[Collected data entries]
==*==
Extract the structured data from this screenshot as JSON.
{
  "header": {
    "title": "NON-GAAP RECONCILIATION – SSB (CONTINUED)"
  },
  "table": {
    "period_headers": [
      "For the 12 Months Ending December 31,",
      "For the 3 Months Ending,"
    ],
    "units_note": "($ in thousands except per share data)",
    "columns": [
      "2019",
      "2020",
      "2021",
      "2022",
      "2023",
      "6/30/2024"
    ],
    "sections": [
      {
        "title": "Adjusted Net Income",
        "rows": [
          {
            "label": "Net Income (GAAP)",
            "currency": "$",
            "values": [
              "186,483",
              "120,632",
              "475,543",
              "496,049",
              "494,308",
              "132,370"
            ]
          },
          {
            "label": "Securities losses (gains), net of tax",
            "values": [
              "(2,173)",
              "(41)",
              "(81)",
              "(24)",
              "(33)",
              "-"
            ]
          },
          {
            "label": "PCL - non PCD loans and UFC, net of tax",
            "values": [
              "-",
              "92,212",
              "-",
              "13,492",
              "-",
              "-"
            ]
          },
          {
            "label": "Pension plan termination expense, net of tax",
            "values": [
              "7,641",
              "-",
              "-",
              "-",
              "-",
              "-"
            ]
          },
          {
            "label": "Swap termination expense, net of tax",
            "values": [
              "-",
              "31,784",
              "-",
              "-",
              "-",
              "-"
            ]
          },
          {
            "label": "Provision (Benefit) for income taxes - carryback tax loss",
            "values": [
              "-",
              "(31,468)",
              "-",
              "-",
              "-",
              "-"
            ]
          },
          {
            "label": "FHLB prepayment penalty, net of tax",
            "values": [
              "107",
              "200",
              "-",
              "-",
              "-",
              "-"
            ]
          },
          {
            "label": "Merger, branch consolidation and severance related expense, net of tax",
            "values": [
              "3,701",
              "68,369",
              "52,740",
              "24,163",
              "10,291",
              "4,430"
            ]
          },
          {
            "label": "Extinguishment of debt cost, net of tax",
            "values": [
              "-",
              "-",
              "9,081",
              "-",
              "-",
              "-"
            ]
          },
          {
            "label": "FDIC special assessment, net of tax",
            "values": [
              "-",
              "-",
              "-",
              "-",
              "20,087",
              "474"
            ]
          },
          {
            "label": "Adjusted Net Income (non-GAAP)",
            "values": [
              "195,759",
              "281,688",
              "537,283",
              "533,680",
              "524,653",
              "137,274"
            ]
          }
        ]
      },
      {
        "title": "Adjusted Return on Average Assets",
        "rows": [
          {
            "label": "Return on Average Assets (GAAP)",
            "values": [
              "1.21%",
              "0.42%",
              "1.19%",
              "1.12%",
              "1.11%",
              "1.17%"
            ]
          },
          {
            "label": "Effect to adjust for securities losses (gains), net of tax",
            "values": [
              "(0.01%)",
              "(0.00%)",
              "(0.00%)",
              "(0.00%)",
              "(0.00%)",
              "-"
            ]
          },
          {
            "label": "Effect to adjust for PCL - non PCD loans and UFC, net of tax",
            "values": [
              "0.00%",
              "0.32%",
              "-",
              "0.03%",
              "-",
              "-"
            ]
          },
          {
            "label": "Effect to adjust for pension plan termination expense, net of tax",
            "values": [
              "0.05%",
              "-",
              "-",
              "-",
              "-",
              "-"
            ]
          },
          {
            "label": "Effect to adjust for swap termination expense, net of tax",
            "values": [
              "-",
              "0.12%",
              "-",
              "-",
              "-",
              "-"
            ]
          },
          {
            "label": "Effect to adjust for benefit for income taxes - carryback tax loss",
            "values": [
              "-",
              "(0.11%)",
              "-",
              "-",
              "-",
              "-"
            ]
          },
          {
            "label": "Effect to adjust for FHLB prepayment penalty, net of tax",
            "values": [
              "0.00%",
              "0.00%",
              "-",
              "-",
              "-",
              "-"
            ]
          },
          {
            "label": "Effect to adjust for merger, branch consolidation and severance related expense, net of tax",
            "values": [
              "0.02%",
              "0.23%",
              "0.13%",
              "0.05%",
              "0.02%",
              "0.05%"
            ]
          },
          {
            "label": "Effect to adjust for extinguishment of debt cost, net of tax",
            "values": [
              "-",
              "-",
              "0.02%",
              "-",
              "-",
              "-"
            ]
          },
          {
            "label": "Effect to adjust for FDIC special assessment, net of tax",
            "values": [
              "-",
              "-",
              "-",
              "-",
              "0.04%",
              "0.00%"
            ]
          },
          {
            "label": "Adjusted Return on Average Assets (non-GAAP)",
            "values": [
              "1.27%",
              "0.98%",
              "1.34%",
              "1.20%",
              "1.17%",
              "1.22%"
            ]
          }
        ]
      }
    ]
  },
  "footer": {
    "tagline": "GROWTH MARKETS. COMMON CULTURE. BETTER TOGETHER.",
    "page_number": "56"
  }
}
==*==
**REQUIREMENT:** Copy each record from above exactly, and include every line.

**EXPECTED ANSWER:**
Extract the structured data from this screenshot as JSON.
{
  "header": {
    "title": "NON-GAAP RECONCILIATION – SSB (CONTINUED)"
  },
  "table": {
    "period_headers": [
      "For the 12 Months Ending December 31,",
      "For the 3 Months Ending,"
    ],
    "units_note": "($ in thousands except per share data)",
    "columns": [
      "2019",
      "2020",
      "2021",
      "2022",
      "2023",
      "6/30/2024"
    ],
    "sections": [
      {
        "title": "Adjusted Net Income",
        "rows": [
          {
            "label": "Net Income (GAAP)",
            "currency": "$",
            "values": [
              "186,483",
              "120,632",
              "475,543",
              "496,049",
              "494,308",
              "132,370"
            ]
          },
          {
            "label": "Securities losses (gains), net of tax",
            "values": [
              "(2,173)",
              "(41)",
              "(81)",
              "(24)",
              "(33)",
              "-"
            ]
          },
          {
            "label": "PCL - non PCD loans and UFC, net of tax",
            "values": [
              "-",
              "92,212",
              "-",
              "13,492",
              "-",
              "-"
            ]
          },
          {
            "label": "Pension plan termination expense, net of tax",
            "values": [
              "7,641",
              "-",
              "-",
              "-",
              "-",
              "-"
            ]
          },
          {
            "label": "Swap termination expense, net of tax",
            "values": [
              "-",
              "31,784",
              "-",
              "-",
              "-",
              "-"
            ]
          },
          {
            "label": "Provision (Benefit) for income taxes - carryback tax loss",
            "values": [
              "-",
              "(31,468)",
              "-",
              "-",
              "-",
              "-"
            ]
          },
          {
            "label": "FHLB prepayment penalty, net of tax",
            "values": [
              "107",
              "200",
              "-",
              "-",
              "-",
              "-"
            ]
          },
          {
            "label": "Merger, branch consolidation and severance related expense, net of tax",
            "values": [
              "3,701",
              "68,369",
              "52,740",
              "24,163",
              "10,291",
              "4,430"
            ]
          },
          {
            "label": "Extinguishment of debt cost, net of tax",
            "values": [
              "-",
              "-",
              "9,081",
              "-",
              "-",
              "-"
            ]
          },
          {
            "label": "FDIC special assessment, net of tax",
            "values": [
              "-",
              "-",
              "-",
              "-",
              "20,087",
              "474"
            ]
          },
          {
            "label": "Adjusted Net Income (non-GAAP)",
            "values": [
              "195,759",
              "281,688",
              "537,283",
              "533,680",
              "524,653",
              "137,274"
            ]
          }
        ]
      },
      {
        "title": "Adjusted Return on Average Assets",
        "rows": [
          {
            "label": "Return on Average Assets (GAAP)",
            "values": [
              "1.21%",
              "0.42%",
              "1.19%",
              "1.12%",
              "1.11%",
              "1.17%"
            ]
          },
          {
            "label": "Effect to adjust for securities losses (gains), net of tax",
            "values": [
              "(0.01%)",
              "(0.00%)",
              "(0.00%)",
              "(0.00%)",
              "(0.00%)",
              "-"
            ]
          },
          {
            "label": "Effect to adjust for PCL - non PCD loans and UFC, net of tax",
            "values": [
              "0.00%",
              "0.32%",
              "-",
              "0.03%",
              "-",
              "-"
            ]
          },
          {
            "label": "Effect to adjust for pension plan termination expense, net of tax",
            "values": [
              "0.05%",
              "-",
              "-",
              "-",
              "-",
              "-"
            ]
          },
          {
            "label": "Effect to adjust for swap termination expense, net of tax",
            "values": [
              "-",
              "0.12%",
              "-",
              "-",
              "-",
              "-"
            ]
          },
          {
            "label": "Effect to adjust for benefit for income taxes - carryback tax loss",
            "values": [
              "-",
              "(0.11%)",
              "-",
              "-",
              "-",
              "-"
            ]
          },
          {
            "label": "Effect to adjust for FHLB prepayment penalty, net of tax",
            "values": [
              "0.00%",
              "0.00%",
              "-",
              "-",
              "-",
              "-"
            ]
          },
          {
            "label": "Effect to adjust for merger, branch consolidation and severance related expense, net of tax",
            "values": [
              "0.02%",
              "0.23%",
              "0.13%",
              "0.05%",
              "0.02%",
              "0.05%"
            ]
          },
          {
            "label": "Effect to adjust for extinguishment of debt cost, net of tax",
            "values": [
              "-",
              "-",
              "0.02%",
              "-",
              "-",
              "-"
            ]
          },
          {
            "label": "Effect to adjust for FDIC special assessment, net of tax",
            "values": [
              "-",
              "-",
              "-",
              "-",
              "0.04%",
              "0.00%"
            ]
          },
          {
            "label": "Adjusted Return on Average Assets (non-GAAP)",
            "values": [
              "1.27%",
              "0.98%",
              "1.34%",
              "1.20%",
              "1.17%",
              "1.22%"
            ]
          }
        ]
      }
    ]
  },
  "footer": {
    "tagline": "GROWTH MARKETS. COMMON CULTURE. BETTER TOGETHER.",
    "page_number": "56"
  }
}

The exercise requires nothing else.